**Request**. Present the following data again exactly as it is shown.

##### Recorded data

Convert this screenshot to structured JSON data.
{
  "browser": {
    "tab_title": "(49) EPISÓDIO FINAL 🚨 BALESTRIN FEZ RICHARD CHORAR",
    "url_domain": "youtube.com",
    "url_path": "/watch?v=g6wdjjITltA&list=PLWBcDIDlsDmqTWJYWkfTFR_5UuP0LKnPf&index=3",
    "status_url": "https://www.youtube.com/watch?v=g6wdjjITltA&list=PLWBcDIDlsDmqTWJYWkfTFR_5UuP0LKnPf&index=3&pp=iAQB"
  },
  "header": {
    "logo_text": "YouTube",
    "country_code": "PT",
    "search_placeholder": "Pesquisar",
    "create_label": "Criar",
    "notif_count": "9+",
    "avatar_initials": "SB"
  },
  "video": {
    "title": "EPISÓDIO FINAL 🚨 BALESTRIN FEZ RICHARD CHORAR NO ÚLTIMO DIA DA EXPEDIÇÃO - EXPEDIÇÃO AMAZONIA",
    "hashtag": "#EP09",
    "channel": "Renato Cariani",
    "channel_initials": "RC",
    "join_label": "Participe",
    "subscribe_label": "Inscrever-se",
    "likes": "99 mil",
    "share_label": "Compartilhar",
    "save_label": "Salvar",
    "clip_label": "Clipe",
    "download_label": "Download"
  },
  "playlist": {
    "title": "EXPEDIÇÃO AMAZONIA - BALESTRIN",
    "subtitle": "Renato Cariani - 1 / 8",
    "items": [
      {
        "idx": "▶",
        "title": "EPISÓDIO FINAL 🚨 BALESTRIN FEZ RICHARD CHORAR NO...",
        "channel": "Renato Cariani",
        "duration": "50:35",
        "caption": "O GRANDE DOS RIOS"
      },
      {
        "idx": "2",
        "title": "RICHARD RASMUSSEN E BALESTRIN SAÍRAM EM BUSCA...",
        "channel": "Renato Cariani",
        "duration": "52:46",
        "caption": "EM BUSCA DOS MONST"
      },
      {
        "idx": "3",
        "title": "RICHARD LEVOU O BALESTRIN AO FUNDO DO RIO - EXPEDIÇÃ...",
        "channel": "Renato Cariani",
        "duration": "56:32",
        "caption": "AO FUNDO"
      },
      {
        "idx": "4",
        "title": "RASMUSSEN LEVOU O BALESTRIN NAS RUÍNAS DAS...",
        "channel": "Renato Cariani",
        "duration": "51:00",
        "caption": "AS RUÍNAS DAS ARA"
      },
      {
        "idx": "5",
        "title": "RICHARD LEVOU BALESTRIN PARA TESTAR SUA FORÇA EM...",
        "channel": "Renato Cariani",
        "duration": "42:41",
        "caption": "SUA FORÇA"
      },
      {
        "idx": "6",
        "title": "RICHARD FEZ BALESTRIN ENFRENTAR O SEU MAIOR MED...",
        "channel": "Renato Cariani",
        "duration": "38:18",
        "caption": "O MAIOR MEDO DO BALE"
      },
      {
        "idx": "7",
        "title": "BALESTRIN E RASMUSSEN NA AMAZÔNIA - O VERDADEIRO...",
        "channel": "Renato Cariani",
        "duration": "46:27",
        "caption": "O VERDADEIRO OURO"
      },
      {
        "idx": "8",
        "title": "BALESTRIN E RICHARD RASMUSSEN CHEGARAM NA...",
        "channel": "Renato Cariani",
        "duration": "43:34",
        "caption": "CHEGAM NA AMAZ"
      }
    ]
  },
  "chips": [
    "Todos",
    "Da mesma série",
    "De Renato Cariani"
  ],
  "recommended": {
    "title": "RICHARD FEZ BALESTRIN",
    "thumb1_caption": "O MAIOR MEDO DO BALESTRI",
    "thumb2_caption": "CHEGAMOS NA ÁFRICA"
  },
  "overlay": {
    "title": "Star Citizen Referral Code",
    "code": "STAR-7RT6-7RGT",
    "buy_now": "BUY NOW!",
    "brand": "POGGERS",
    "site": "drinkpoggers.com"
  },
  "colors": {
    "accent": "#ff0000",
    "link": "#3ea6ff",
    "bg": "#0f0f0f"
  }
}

##########

**Written reply**.
Convert this screenshot to structured JSON data.
{
  "browser": {
    "tab_title": "(49) EPISÓDIO FINAL 🚨 BALESTRIN FEZ RICHARD CHORAR",
    "url_domain": "youtube.com",
    "url_path": "/watch?v=g6wdjjITltA&list=PLWBcDIDlsDmqTWJYWkfTFR_5UuP0LKnPf&index=3",
    "status_url": "https://www.youtube.com/watch?v=g6wdjjITltA&list=PLWBcDIDlsDmqTWJYWkfTFR_5UuP0LKnPf&index=3&pp=iAQB"
  },
  "header": {
    "logo_text": "YouTube",
    "country_code": "PT",
    "search_placeholder": "Pesquisar",
    "create_label": "Criar",
    "notif_count": "9+",
    "avatar_initials": "SB"
  },
  "video": {
    "title": "EPISÓDIO FINAL 🚨 BALESTRIN FEZ RICHARD CHORAR NO ÚLTIMO DIA DA EXPEDIÇÃO - EXPEDIÇÃO AMAZONIA",
    "hashtag": "#EP09",
    "channel": "Renato Cariani",
    "channel_initials": "RC",
    "join_label": "Participe",
    "subscribe_label": "Inscrever-se",
    "likes": "99 mil",
    "share_label": "Compartilhar",
    "save_label": "Salvar",
    "clip_label": "Clipe",
    "download_label": "Download"
  },
  "playlist": {
    "title": "EXPEDIÇÃO AMAZONIA - BALESTRIN",
    "subtitle": "Renato Cariani - 1 / 8",
    "items": [
      {
        "idx": "▶",
        "title": "EPISÓDIO FINAL 🚨 BALESTRIN FEZ RICHARD CHORAR NO...",
        "channel": "Renato Cariani",
        "duration": "50:35",
        "caption": "O GRANDE DOS RIOS"
      },
      {
        "idx": "2",
        "title": "RICHARD RASMUSSEN E BALESTRIN SAÍRAM EM BUSCA...",
        "channel": "Renato Cariani",
        "duration": "52:46",
        "caption": "EM BUSCA DOS MONST"
      },
      {
        "idx": "3",
        "title": "RICHARD LEVOU O BALESTRIN AO FUNDO DO RIO - EXPEDIÇÃ...",
        "channel": "Renato Cariani",
        "duration": "56:32",
        "caption": "AO FUNDO"
      },
      {
        "idx": "4",
        "title": "RASMUSSEN LEVOU O BALESTRIN NAS RUÍNAS DAS...",
        "channel": "Renato Cariani",
        "duration": "51:00",
        "caption": "AS RUÍNAS DAS ARA"
      },
      {
        "idx": "5",
        "title": "RICHARD LEVOU BALESTRIN PARA TESTAR SUA FORÇA EM...",
        "channel": "Renato Cariani",
        "duration": "42:41",
        "caption": "SUA FORÇA"
      },
      {
        "idx": "6",
        "title": "RICHARD FEZ BALESTRIN ENFRENTAR O SEU MAIOR MED...",
        "channel": "Renato Cariani",
        "duration": "38:18",
        "caption": "O MAIOR MEDO DO BALE"
      },
      {
        "idx": "7",
        "title": "BALESTRIN E RASMUSSEN NA AMAZÔNIA - O VERDADEIRO...",
        "channel": "Renato Cariani",
        "duration": "46:27",
        "caption": "O VERDADEIRO OURO"
      },
      {
        "idx": "8",
        "title": "BALESTRIN E RICHARD RASMUSSEN CHEGARAM NA...",
        "channel": "Renato Cariani",
        "duration": "43:34",
        "caption": "CHEGAM NA AMAZ"
      }
    ]
  },
  "chips": [
    "Todos",
    "Da mesma série",
    "De Renato Cariani"
  ],
  "recommended": {
    "title": "RICHARD FEZ BALESTRIN",
    "thumb1_caption": "O MAIOR MEDO DO BALESTRI",
    "thumb2_caption": "CHEGAMOS NA ÁFRICA"
  },
  "overlay": {
    "title": "Star Citizen Referral Code",
    "code": "STAR-7RT6-7RGT",
    "buy_now": "BUY NOW!",
    "brand": "POGGERS",
    "site": "drinkpoggers.com"
  },
  "colors": {
    "accent": "#ff0000",
    "link": "#3ea6ff",
    "bg": "#0f0f0f"
  }
}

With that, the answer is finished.